EXERCISE AIM »
Every line containing the word "this" needs to be found and copied.

[start of PROVIDED MATERIAL]

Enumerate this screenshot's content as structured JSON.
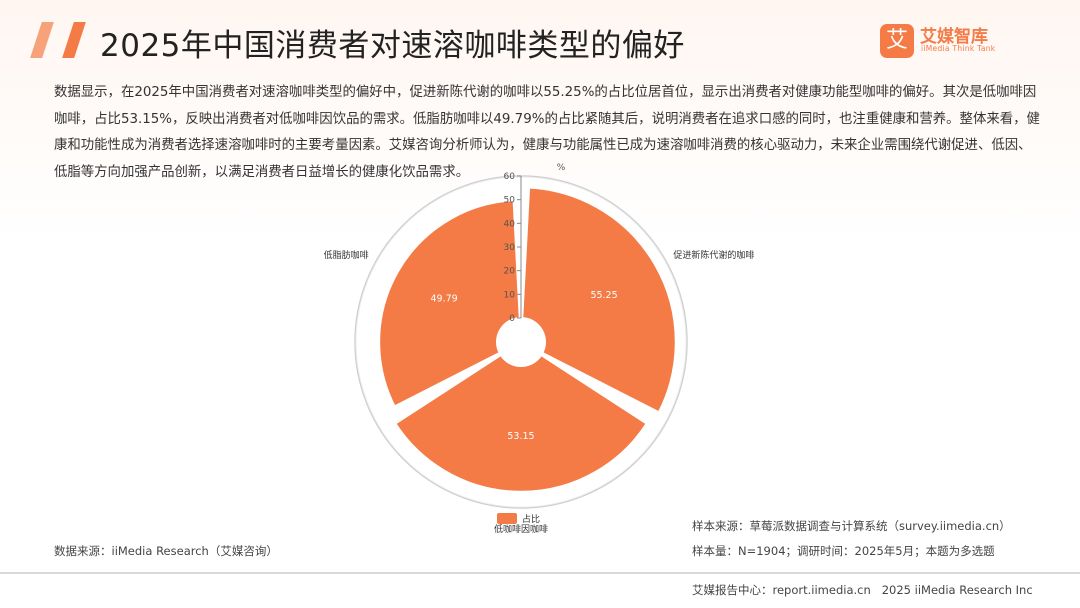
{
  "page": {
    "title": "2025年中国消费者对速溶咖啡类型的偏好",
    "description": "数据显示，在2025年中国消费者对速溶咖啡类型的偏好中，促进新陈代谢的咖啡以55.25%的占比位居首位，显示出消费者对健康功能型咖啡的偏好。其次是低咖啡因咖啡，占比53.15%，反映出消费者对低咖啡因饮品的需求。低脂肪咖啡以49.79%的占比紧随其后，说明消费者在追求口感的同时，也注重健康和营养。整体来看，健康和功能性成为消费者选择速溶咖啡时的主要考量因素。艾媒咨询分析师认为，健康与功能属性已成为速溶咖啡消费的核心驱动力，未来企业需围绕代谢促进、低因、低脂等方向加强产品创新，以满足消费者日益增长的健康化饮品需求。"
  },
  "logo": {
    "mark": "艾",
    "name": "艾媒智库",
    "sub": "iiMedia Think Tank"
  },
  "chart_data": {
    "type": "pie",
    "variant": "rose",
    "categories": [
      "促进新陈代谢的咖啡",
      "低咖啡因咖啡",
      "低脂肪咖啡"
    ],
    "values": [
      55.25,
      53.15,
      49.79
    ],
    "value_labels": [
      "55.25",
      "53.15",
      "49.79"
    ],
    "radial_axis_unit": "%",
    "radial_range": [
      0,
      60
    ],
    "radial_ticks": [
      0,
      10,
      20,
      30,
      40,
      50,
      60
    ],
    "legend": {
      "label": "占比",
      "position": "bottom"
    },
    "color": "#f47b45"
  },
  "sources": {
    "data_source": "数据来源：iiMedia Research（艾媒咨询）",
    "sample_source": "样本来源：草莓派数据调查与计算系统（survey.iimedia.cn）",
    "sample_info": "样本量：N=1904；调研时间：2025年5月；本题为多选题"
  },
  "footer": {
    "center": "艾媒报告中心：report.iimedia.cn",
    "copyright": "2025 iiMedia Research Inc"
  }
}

[end of PROVIDED MATERIAL]
[start of PROVIDED MATERIAL]

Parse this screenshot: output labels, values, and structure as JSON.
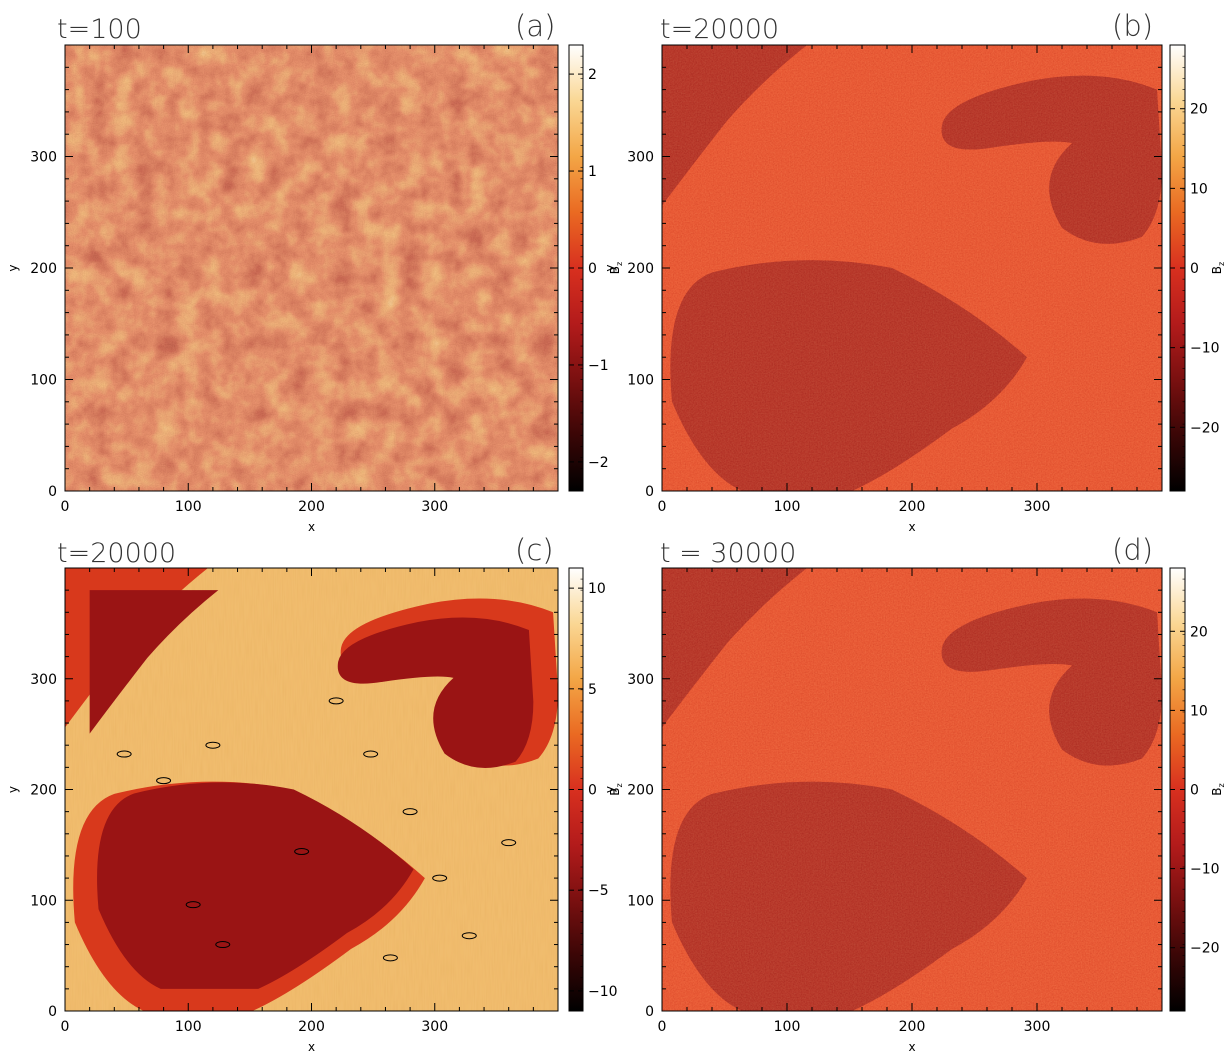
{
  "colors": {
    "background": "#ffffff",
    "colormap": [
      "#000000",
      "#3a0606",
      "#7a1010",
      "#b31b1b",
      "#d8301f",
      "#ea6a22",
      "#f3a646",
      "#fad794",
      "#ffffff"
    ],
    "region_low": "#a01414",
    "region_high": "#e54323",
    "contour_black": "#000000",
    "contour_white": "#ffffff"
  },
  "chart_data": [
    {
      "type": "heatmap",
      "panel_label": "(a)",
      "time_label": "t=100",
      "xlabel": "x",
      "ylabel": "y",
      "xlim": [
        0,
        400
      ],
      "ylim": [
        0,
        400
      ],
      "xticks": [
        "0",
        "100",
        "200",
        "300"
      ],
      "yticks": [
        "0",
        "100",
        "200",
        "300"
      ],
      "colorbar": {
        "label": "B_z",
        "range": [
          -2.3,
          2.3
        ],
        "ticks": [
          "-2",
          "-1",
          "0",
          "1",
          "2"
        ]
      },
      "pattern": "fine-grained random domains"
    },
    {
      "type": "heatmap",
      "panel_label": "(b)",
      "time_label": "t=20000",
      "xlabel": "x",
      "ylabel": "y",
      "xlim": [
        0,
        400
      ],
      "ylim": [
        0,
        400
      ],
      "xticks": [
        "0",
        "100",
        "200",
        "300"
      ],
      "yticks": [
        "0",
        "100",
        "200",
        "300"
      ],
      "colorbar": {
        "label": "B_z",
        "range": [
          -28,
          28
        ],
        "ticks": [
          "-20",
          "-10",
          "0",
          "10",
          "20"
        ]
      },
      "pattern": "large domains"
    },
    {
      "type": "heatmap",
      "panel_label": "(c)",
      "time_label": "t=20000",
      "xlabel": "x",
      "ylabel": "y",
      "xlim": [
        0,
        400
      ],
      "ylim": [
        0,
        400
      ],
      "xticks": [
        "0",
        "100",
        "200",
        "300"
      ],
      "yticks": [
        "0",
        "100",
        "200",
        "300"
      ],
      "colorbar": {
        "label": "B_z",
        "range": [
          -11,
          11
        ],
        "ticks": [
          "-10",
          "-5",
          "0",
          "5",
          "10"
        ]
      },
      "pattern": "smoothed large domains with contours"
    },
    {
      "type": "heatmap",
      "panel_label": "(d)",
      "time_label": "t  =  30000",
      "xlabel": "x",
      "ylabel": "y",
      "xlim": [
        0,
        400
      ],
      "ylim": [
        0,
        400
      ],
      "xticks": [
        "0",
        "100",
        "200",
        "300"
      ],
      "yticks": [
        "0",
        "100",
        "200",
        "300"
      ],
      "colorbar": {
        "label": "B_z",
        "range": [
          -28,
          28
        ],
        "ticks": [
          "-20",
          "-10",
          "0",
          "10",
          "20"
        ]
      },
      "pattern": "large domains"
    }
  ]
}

[end of PROVIDED MATERIAL]

FINAL RESULT »
Enumerate this screenshot's content as structured JSON.
Parse this screenshot: output labels, values, and structure as JSON.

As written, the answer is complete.